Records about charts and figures
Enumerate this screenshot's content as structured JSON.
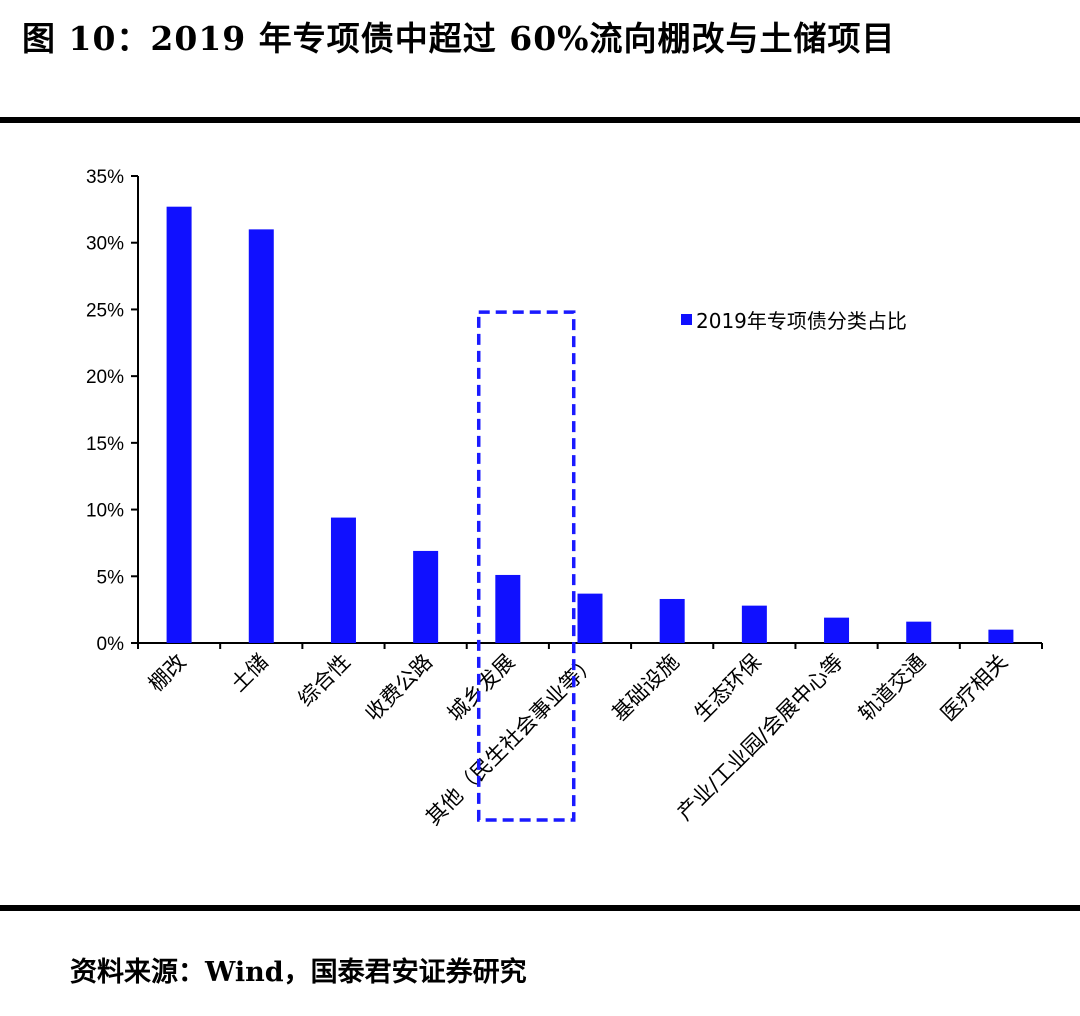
{
  "title": "图 10：2019 年专项债中超过 60%流向棚改与土储项目",
  "source": "资料来源：Wind，国泰君安证券研究",
  "colors": {
    "bar": "#1010ff",
    "highlight_box": "#1a1aff",
    "axis": "#000000"
  },
  "chart_data": {
    "type": "bar",
    "title": "",
    "xlabel": "",
    "ylabel": "",
    "ylim": [
      0,
      35
    ],
    "yticks": [
      0,
      5,
      10,
      15,
      20,
      25,
      30,
      35
    ],
    "ytick_labels": [
      "0%",
      "5%",
      "10%",
      "15%",
      "20%",
      "25%",
      "30%",
      "35%"
    ],
    "categories": [
      "棚改",
      "土储",
      "综合性",
      "收费公路",
      "城乡发展",
      "其他（民生社会事业等）",
      "基础设施",
      "生态环保",
      "产业/工业园/会展中心等",
      "轨道交通",
      "医疗相关"
    ],
    "series": [
      {
        "name": "2019年专项债分类占比",
        "values": [
          32.7,
          31.0,
          9.4,
          6.9,
          5.1,
          3.7,
          3.3,
          2.8,
          1.9,
          1.6,
          1.0
        ]
      }
    ],
    "legend_position": "top-right",
    "grid": false,
    "highlight_categories": [
      "城乡发展",
      "其他（民生社会事业等）"
    ]
  }
}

## The exercise:
Repeat the material exactly as it reads, without any of its pictures.

## Solution below:
Enumerate this screenshot's content as structured JSON.
{
  "title": "图 10：2019 年专项债中超过 60%流向棚改与土储项目",
  "source": "资料来源：Wind，国泰君安证券研究",
  "colors": {
    "bar": "#1010ff",
    "highlight_box": "#1a1aff",
    "axis": "#000000"
  },
  "chart_data": {
    "type": "bar",
    "title": "",
    "xlabel": "",
    "ylabel": "",
    "ylim": [
      0,
      35
    ],
    "yticks": [
      0,
      5,
      10,
      15,
      20,
      25,
      30,
      35
    ],
    "ytick_labels": [
      "0%",
      "5%",
      "10%",
      "15%",
      "20%",
      "25%",
      "30%",
      "35%"
    ],
    "categories": [
      "棚改",
      "土储",
      "综合性",
      "收费公路",
      "城乡发展",
      "其他（民生社会事业等）",
      "基础设施",
      "生态环保",
      "产业/工业园/会展中心等",
      "轨道交通",
      "医疗相关"
    ],
    "series": [
      {
        "name": "2019年专项债分类占比",
        "values": [
          32.7,
          31.0,
          9.4,
          6.9,
          5.1,
          3.7,
          3.3,
          2.8,
          1.9,
          1.6,
          1.0
        ]
      }
    ],
    "legend_position": "top-right",
    "grid": false,
    "highlight_categories": [
      "城乡发展",
      "其他（民生社会事业等）"
    ]
  }
}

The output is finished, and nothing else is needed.